▶ **Instruction**: Pictures should be excluded; otherwise, copy every entry exactly.

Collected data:
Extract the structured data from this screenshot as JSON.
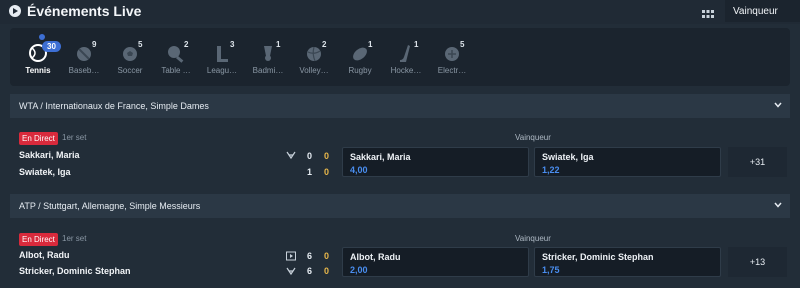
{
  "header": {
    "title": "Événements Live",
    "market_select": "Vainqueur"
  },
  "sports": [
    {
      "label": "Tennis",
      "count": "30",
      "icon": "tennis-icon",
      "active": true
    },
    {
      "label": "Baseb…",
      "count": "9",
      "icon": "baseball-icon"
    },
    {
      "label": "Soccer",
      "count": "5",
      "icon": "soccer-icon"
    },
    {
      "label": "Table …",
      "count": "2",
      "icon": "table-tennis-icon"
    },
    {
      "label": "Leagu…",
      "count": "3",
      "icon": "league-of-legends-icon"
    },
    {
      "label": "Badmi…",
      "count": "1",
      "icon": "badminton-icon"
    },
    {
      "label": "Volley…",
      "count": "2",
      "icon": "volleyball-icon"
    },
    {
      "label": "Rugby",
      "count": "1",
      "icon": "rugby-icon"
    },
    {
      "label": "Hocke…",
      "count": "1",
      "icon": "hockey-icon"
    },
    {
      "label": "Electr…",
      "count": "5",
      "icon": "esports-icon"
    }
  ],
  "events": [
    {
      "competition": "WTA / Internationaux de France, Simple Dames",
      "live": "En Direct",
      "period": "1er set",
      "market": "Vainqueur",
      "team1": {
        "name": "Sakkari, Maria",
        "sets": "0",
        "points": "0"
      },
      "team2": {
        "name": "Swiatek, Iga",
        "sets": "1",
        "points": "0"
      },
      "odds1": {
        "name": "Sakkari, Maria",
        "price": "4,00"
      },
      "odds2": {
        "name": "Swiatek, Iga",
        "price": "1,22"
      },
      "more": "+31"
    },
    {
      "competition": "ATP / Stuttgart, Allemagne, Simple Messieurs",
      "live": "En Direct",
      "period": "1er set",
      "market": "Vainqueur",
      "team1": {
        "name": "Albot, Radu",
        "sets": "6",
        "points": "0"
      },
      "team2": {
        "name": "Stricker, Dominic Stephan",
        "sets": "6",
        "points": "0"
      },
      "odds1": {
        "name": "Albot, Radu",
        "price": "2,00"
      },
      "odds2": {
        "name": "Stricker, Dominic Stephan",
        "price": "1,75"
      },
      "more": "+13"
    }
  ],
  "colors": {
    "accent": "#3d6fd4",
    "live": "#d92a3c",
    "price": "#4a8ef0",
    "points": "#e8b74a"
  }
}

▶ **Answer to this task**:
Extract the structured data from this screenshot as JSON.
{
  "header": {
    "title": "Événements Live",
    "market_select": "Vainqueur"
  },
  "sports": [
    {
      "label": "Tennis",
      "count": "30",
      "icon": "tennis-icon",
      "active": true
    },
    {
      "label": "Baseb…",
      "count": "9",
      "icon": "baseball-icon"
    },
    {
      "label": "Soccer",
      "count": "5",
      "icon": "soccer-icon"
    },
    {
      "label": "Table …",
      "count": "2",
      "icon": "table-tennis-icon"
    },
    {
      "label": "Leagu…",
      "count": "3",
      "icon": "league-of-legends-icon"
    },
    {
      "label": "Badmi…",
      "count": "1",
      "icon": "badminton-icon"
    },
    {
      "label": "Volley…",
      "count": "2",
      "icon": "volleyball-icon"
    },
    {
      "label": "Rugby",
      "count": "1",
      "icon": "rugby-icon"
    },
    {
      "label": "Hocke…",
      "count": "1",
      "icon": "hockey-icon"
    },
    {
      "label": "Electr…",
      "count": "5",
      "icon": "esports-icon"
    }
  ],
  "events": [
    {
      "competition": "WTA / Internationaux de France, Simple Dames",
      "live": "En Direct",
      "period": "1er set",
      "market": "Vainqueur",
      "team1": {
        "name": "Sakkari, Maria",
        "sets": "0",
        "points": "0"
      },
      "team2": {
        "name": "Swiatek, Iga",
        "sets": "1",
        "points": "0"
      },
      "odds1": {
        "name": "Sakkari, Maria",
        "price": "4,00"
      },
      "odds2": {
        "name": "Swiatek, Iga",
        "price": "1,22"
      },
      "more": "+31"
    },
    {
      "competition": "ATP / Stuttgart, Allemagne, Simple Messieurs",
      "live": "En Direct",
      "period": "1er set",
      "market": "Vainqueur",
      "team1": {
        "name": "Albot, Radu",
        "sets": "6",
        "points": "0"
      },
      "team2": {
        "name": "Stricker, Dominic Stephan",
        "sets": "6",
        "points": "0"
      },
      "odds1": {
        "name": "Albot, Radu",
        "price": "2,00"
      },
      "odds2": {
        "name": "Stricker, Dominic Stephan",
        "price": "1,75"
      },
      "more": "+13"
    }
  ],
  "colors": {
    "accent": "#3d6fd4",
    "live": "#d92a3c",
    "price": "#4a8ef0",
    "points": "#e8b74a"
  }
}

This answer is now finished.